* _Set exercise_
Answer with a single number: the count of lines that hold "share".

[start of Supplied data]

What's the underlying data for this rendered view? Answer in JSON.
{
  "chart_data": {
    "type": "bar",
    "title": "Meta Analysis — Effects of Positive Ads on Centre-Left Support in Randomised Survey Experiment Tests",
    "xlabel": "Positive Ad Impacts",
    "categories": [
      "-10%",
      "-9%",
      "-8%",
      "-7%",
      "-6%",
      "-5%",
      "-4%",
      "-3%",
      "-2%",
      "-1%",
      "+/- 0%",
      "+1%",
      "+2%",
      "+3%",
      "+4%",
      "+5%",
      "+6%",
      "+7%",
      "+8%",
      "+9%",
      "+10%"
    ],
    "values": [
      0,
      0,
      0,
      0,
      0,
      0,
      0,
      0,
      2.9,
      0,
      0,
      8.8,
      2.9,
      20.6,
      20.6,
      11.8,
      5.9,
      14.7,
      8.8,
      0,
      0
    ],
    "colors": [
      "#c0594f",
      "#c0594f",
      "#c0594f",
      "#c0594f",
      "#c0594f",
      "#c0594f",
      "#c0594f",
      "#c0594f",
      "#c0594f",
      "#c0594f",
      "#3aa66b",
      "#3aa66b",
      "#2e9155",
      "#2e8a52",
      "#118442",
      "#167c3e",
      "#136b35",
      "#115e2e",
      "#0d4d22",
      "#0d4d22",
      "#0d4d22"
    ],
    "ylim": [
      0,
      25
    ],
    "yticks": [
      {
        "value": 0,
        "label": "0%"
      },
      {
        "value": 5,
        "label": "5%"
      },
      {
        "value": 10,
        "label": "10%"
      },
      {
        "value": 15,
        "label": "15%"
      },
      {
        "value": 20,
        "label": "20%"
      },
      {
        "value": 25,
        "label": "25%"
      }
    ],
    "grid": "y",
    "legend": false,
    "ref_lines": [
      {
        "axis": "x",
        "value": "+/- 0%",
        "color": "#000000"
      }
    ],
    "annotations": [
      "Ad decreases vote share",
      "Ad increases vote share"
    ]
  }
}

[end of Supplied data]
[start of Supplied data]

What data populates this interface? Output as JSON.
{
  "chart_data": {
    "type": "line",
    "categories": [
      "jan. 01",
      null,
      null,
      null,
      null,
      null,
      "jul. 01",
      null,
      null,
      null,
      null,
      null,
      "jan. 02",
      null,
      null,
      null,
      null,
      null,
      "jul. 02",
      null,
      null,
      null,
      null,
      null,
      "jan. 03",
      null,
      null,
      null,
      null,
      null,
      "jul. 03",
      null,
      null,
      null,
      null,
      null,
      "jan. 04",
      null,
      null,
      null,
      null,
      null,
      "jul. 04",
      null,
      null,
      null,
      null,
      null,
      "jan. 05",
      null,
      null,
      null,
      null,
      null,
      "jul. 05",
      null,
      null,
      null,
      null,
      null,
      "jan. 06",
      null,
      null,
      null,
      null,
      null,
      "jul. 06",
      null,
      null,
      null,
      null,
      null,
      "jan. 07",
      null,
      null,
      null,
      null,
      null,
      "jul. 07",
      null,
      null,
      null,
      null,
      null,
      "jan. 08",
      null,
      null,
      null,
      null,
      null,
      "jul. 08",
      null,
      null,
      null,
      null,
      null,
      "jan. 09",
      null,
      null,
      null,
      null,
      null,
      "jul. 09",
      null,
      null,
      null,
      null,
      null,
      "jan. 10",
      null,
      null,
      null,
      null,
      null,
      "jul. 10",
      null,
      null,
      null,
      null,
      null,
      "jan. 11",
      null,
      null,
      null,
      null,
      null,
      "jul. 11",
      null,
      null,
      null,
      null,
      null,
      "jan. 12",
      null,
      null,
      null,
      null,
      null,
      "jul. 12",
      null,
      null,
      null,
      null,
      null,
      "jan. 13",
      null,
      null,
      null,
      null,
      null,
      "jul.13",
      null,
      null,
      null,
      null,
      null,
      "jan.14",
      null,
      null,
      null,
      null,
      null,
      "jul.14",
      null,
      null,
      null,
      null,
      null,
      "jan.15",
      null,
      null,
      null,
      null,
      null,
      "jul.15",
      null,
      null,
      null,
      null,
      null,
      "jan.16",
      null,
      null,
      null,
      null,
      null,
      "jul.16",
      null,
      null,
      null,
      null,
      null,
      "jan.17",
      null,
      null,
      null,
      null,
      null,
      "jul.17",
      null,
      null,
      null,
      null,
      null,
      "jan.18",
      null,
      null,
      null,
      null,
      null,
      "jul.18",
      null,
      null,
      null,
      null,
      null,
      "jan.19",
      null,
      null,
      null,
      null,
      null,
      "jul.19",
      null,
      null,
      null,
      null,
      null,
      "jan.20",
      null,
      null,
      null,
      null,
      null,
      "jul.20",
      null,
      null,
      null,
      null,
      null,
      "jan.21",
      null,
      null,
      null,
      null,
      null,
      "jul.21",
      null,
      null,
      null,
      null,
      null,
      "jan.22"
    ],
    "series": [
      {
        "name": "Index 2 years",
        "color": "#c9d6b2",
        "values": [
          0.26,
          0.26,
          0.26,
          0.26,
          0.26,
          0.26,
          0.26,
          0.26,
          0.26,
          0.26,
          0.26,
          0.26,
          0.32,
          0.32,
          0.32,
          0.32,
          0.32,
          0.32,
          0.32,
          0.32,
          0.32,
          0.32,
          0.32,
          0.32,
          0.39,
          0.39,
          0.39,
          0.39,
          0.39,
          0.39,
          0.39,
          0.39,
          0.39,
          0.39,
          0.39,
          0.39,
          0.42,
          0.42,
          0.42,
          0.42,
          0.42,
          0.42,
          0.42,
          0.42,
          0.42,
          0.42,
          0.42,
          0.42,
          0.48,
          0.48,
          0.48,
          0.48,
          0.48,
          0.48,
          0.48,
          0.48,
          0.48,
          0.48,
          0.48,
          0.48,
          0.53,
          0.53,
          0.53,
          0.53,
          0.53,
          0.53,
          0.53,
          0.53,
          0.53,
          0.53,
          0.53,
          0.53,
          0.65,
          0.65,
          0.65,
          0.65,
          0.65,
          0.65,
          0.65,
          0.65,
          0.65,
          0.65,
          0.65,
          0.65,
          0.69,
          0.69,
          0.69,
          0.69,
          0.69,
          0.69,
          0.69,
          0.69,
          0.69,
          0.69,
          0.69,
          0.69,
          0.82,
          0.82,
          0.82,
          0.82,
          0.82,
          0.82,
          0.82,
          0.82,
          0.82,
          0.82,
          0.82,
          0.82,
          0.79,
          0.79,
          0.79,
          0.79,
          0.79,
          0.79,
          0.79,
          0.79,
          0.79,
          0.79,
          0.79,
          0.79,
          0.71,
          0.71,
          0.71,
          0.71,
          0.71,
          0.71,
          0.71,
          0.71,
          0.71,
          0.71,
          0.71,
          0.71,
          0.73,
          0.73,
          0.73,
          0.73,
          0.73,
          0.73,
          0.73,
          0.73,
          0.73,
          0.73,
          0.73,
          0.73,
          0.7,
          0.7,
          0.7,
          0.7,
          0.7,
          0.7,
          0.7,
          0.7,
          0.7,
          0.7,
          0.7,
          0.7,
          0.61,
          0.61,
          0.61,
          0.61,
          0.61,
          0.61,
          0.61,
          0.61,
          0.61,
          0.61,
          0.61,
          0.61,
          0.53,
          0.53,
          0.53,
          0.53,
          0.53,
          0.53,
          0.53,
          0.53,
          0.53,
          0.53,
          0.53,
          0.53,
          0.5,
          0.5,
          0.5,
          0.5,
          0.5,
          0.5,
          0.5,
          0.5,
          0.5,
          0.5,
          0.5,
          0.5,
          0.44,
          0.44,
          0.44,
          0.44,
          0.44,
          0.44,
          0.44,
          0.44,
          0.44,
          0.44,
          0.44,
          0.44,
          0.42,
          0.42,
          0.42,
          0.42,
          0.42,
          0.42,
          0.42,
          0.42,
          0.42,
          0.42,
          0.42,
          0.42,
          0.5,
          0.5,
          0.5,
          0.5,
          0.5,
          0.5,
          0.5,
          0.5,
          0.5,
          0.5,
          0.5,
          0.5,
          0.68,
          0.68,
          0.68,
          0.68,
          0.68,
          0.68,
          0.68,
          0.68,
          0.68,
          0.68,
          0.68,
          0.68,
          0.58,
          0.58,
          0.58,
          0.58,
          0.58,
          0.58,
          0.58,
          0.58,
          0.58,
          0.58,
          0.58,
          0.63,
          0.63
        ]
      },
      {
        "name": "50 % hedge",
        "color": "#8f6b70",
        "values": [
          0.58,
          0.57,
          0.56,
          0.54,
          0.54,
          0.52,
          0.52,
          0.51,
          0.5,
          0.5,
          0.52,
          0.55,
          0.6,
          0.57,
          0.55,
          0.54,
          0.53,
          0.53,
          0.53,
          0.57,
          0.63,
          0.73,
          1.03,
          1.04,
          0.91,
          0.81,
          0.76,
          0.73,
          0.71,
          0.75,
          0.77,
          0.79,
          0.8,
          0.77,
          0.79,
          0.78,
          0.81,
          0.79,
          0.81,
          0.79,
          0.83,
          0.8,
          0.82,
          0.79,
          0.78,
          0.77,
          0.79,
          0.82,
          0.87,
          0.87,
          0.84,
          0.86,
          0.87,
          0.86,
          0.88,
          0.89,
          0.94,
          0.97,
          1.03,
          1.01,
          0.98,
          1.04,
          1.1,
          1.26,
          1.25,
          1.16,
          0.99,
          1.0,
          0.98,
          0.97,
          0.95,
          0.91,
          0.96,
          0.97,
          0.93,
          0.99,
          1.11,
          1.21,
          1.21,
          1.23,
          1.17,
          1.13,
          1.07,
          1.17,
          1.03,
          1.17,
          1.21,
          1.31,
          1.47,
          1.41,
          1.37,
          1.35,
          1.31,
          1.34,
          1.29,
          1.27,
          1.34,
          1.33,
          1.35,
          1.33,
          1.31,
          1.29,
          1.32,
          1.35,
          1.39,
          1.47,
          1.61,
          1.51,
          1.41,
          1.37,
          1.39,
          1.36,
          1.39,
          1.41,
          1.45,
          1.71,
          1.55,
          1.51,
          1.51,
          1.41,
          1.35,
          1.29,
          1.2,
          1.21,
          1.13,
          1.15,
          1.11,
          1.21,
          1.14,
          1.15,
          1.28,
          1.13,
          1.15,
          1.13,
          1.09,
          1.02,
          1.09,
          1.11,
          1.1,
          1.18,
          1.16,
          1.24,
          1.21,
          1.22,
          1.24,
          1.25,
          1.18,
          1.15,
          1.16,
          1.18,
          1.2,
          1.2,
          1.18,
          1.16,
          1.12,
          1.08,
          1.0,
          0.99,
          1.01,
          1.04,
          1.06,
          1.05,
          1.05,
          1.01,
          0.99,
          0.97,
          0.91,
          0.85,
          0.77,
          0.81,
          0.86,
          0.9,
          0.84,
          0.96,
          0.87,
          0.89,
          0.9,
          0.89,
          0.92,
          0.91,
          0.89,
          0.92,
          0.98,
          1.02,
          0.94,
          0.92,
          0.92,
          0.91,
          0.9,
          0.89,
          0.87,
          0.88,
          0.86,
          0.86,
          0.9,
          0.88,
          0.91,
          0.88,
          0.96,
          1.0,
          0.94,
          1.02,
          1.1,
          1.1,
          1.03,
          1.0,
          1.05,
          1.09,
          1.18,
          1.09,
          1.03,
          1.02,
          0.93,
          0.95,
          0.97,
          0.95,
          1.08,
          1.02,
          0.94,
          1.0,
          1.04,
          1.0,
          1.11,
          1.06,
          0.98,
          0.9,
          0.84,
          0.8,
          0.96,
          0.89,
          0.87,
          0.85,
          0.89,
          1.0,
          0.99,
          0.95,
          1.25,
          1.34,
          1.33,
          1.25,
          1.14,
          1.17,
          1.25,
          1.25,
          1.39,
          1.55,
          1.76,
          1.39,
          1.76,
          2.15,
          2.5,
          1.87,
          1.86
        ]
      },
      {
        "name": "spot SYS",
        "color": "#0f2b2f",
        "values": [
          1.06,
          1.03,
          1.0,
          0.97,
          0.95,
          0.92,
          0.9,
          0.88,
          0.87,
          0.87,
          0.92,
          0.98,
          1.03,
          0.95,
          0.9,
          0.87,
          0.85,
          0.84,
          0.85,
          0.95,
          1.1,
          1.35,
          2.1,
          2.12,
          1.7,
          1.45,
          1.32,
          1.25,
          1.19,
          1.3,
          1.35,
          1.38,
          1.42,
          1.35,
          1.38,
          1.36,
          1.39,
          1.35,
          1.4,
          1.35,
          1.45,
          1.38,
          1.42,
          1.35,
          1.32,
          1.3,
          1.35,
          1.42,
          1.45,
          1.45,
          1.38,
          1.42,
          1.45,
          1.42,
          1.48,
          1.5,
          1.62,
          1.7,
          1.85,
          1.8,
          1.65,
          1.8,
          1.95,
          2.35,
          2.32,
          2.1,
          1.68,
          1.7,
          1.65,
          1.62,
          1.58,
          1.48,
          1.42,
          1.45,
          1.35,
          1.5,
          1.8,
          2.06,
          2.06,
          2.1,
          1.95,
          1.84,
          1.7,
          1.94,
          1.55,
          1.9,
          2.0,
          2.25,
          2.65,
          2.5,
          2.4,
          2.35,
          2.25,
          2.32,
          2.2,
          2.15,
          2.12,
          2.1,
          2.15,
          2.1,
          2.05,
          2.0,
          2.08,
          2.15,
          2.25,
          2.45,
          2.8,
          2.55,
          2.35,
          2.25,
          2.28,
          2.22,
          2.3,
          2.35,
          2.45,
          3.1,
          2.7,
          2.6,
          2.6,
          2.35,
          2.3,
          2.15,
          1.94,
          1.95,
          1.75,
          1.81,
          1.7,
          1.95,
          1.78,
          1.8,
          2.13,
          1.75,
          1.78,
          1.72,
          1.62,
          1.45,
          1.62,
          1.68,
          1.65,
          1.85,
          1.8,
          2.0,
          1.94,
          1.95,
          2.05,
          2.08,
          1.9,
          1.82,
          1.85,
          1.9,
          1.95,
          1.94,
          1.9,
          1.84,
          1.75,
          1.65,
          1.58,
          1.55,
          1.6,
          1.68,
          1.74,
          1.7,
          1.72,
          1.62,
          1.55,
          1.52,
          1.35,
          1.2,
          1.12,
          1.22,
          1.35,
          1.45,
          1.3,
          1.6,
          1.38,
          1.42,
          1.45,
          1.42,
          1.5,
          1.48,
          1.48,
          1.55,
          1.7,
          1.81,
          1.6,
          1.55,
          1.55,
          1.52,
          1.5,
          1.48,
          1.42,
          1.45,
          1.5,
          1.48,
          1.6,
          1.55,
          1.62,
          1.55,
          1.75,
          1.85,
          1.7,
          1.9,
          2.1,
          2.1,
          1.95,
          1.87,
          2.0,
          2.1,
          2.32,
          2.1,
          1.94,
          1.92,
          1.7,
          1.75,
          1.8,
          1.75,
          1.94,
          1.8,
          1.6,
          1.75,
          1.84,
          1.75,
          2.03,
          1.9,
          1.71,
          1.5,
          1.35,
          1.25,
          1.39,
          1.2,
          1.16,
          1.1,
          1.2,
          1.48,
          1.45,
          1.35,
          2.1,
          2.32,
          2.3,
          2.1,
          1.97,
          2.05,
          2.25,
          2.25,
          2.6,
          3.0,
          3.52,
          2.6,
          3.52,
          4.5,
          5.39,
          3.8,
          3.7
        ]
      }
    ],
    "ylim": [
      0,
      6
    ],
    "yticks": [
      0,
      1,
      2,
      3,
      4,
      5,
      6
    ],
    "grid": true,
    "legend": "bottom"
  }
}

[end of Supplied data]

* _Solution for this exercise_
2